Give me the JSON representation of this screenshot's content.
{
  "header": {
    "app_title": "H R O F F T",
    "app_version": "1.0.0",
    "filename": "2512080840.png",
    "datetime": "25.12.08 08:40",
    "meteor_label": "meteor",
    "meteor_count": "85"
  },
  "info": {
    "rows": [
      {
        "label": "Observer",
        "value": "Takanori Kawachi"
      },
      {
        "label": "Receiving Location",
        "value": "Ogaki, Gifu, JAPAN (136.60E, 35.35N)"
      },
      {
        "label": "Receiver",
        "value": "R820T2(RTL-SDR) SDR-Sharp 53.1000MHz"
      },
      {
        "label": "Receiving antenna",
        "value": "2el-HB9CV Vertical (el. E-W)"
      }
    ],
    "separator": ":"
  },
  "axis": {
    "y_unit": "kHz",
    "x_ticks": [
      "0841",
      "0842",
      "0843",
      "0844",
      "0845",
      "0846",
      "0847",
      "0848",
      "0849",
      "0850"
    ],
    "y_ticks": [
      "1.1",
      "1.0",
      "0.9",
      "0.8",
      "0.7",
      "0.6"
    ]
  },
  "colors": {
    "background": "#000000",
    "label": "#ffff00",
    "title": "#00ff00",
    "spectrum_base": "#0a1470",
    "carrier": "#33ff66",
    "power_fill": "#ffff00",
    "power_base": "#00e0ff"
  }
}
########
DIRECTIONS FOR THIS TASK: Your task is to repeat every line exactly.

EXERCISE RESULT:
Give me the JSON representation of this screenshot's content.
{
  "header": {
    "app_title": "H R O F F T",
    "app_version": "1.0.0",
    "filename": "2512080840.png",
    "datetime": "25.12.08 08:40",
    "meteor_label": "meteor",
    "meteor_count": "85"
  },
  "info": {
    "rows": [
      {
        "label": "Observer",
        "value": "Takanori Kawachi"
      },
      {
        "label": "Receiving Location",
        "value": "Ogaki, Gifu, JAPAN (136.60E, 35.35N)"
      },
      {
        "label": "Receiver",
        "value": "R820T2(RTL-SDR) SDR-Sharp 53.1000MHz"
      },
      {
        "label": "Receiving antenna",
        "value": "2el-HB9CV Vertical (el. E-W)"
      }
    ],
    "separator": ":"
  },
  "axis": {
    "y_unit": "kHz",
    "x_ticks": [
      "0841",
      "0842",
      "0843",
      "0844",
      "0845",
      "0846",
      "0847",
      "0848",
      "0849",
      "0850"
    ],
    "y_ticks": [
      "1.1",
      "1.0",
      "0.9",
      "0.8",
      "0.7",
      "0.6"
    ]
  },
  "colors": {
    "background": "#000000",
    "label": "#ffff00",
    "title": "#00ff00",
    "spectrum_base": "#0a1470",
    "carrier": "#33ff66",
    "power_fill": "#ffff00",
    "power_base": "#00e0ff"
  }
}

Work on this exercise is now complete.